Mis à jour 16/11/2013 à 18:28 GMT+1

L'analyse tactique montre que les Ukrainiens, agressifs devant et au milieu, dominateurs derrière, ont remporté la bataille des duels, notamment face à Franck Ribéry.

FOOTBALL 2013 Ukraine-France ( Ribery)

Crédit: Panoramic

Une belle claque. Dépassés dans l’engagement et dans les duels, les Bleus sont repartis d’Ukraine avec une défaite plus que logique. Parfaitement préparée pour affronter la France, la sélection de Mikhail Fomenko s’est rapprochée du Brésil, même si elle peut regretter d’avoir manqué une balle de 3-0 dans le final.
Alors que le 4-3-3 était pressenti durant la semaine, c’est finalement en 4-2-3-1 que les Bleus ont débuté la rencontre à Kiev. Comme c’était prévisible, Valbuena a fait les frais de sa méforme du moment, Nasri en profitant pour récupérer son poste derrière l’attaquant. A part ça, du grand classique dans la formation de Didier Deschamps, qui devait toutefois composer sans Varane blessé (Lloris – Debuchy, Koscielny, Abidal, Evra – Pogba, Matuidi – Rémy, Nasri, Ribéry – Giroud).
Côté ukrainien, Mikhaïl Fomenko alignait lui aussi un 4-2-3-1. Les ailiers tant redoutés, Yarmolenko et Konoplyanka étaient là, tout comme Rotan et Stepanenko au milieu de terrain. Devant, Edmar était positionné en soutien de Zozulya (Pyatov – Fedetskiy, Khacheridi, Kucher, Shevchuk – Rotan, Stepanenko – Yarmolenko, Edmar, Konoplyanka – Zozulya).

* **Données fournies**
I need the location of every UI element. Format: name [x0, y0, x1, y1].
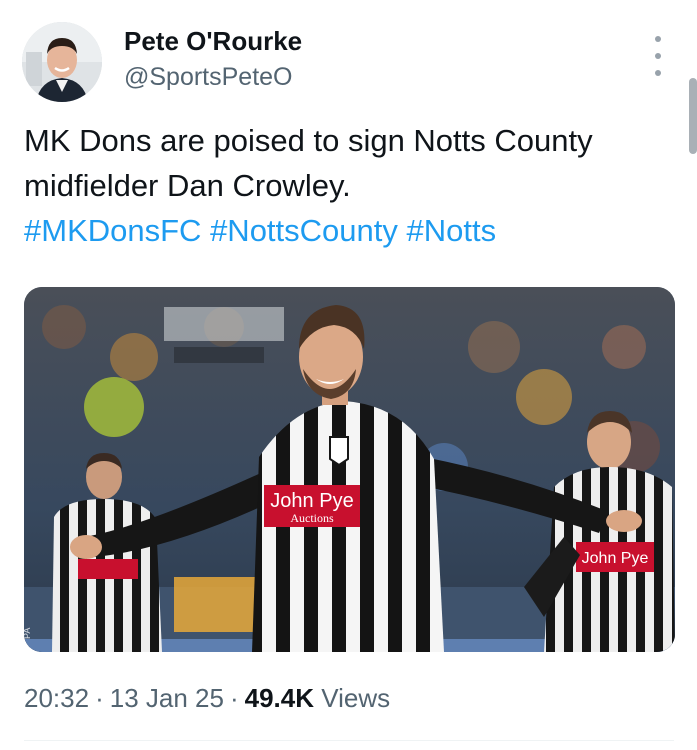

* **Tâches à effectuer**
**A.** Énumérez tous les pays nommés dans l'extrait sur le match Ukraine-France.
**B.** Rédigez la suite de l'extrait sur le match Ukraine-France à partir de sa dernière phrase.

* **Réponses par tâche**
**A.** Ukraine, France, Brésil

**B.**
La bataille du milieu :

Sans surprise, les premières minutes de la rencontre ont été le théâtre d’une grosse bataille au milieu de terrain. D’un côté comme de l’autre, les deux équipes faisaient tout pour empêcher l’adversaire de mettre en place son jeu aux abords de la ligne médiane. Dès la première minute, les Français ont ainsi tenté de casser leur 4-2-3-1 pour retrouver l’animation développée face à l’Australie. Nasri décrochait dans sa moitié de terrain afin de participer à la relance, tandis que Evra et Debuchy montaient pour occuper les couloirs.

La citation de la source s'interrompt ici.